● SOURCE DOCUMENT:
Tucker had a backup plane, but it would take six weeks to get it to where it was air show-ready for a full season.
"We started out again in June, for my first show at Hill AFB," he said. "I didn't know if I had the nerve. You can think you want to do it, but until you get into the arena, you never know. And Hill is really a tough venue, because of the density altitude; it's higher up. It's like Denver; the planes don't perform that well. We were there a week early to train, to get my G-tolerance back and be ready."
During the show, Tucker asked himself one question repeatedly: "Is it worth it?"
"For the next two months, I was still trying to evaluate the process," he said. "I still loved the flying, but I didn't know if I was always going to be jumpy or think something was going to break every time I heard a noise. That can be dangerous as well. If you're worrying about the airplane breaking, you're not focusing on your mission, which is to fly correctly and dynamically, in the low-level environment. You start losing your confidence, and that's unacceptable."
By the end of the summer, Tucker was convinced he was on the right path.
"I had a pretty good handle that I still needed to do this," he said. "If it ever happened again, I don't know if I'd still feel the same way."

● EXERCISE SET:
(a) Check each statement against the air show passage and mark it yes or no, quoting the words from the passage that decide it. (i) Tucker's backup plane needed six weeks to be ready for a full season of air shows. (ii) Tucker's first show after starting again took place in Denver. (iii) By the end of the summer, Tucker still doubted he was on the right path.
(b) According to the air show passage, how early did Tucker get to Hill to train?
(c) Please copy the air show passage from "During the show, Tucker" up to and including "the right path.".

● COLLECTED DATA:
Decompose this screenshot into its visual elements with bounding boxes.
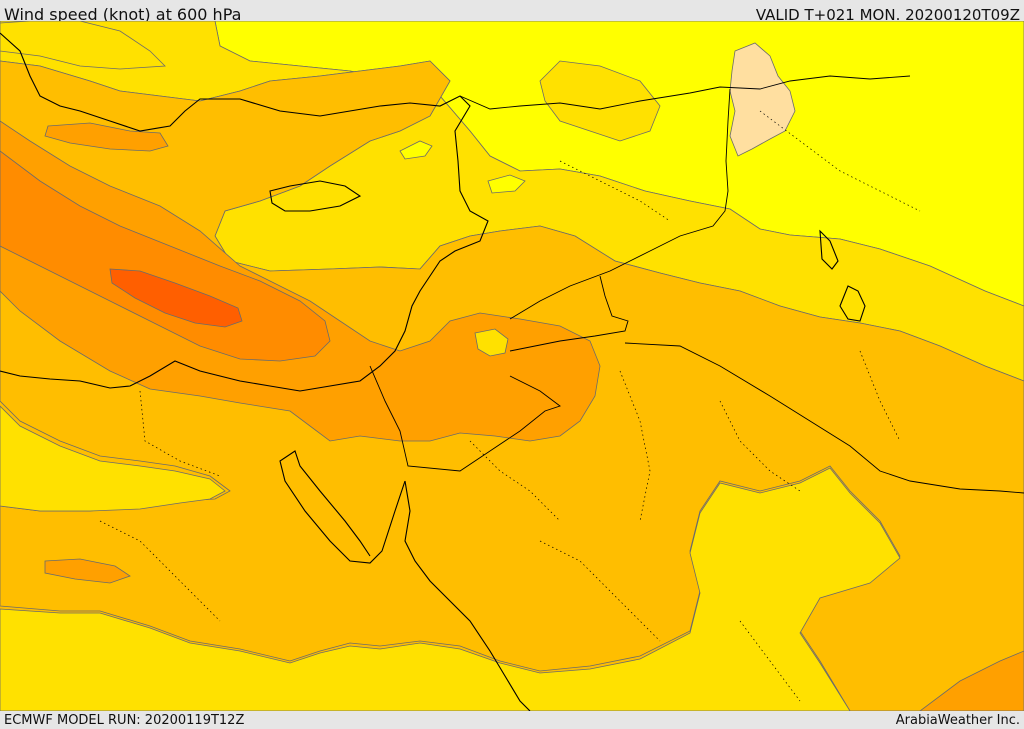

● EXERCISE ANSWERS:
(a)
(i) Yes: "it would take six weeks to get it to where it was air show-ready for a full season"
(ii) No: "We started out again in June, for my first show at Hill AFB"
(iii) No: "By the end of the summer, Tucker was convinced he was on the right path."

(b) A week early.

(c)
During the show, Tucker asked himself one question repeatedly: "Is it worth it?"
"For the next two months, I was still trying to evaluate the process," he said. "I still loved the flying, but I didn't know if I was always going to be jumpy or think something was going to break every time I heard a noise. That can be dangerous as well. If you're worrying about the airplane breaking, you're not focusing on your mission, which is to fly correctly and dynamically, in the low-level environment. You start losing your confidence, and that's unacceptable."
By the end of the summer, Tucker was convinced he was on the right path.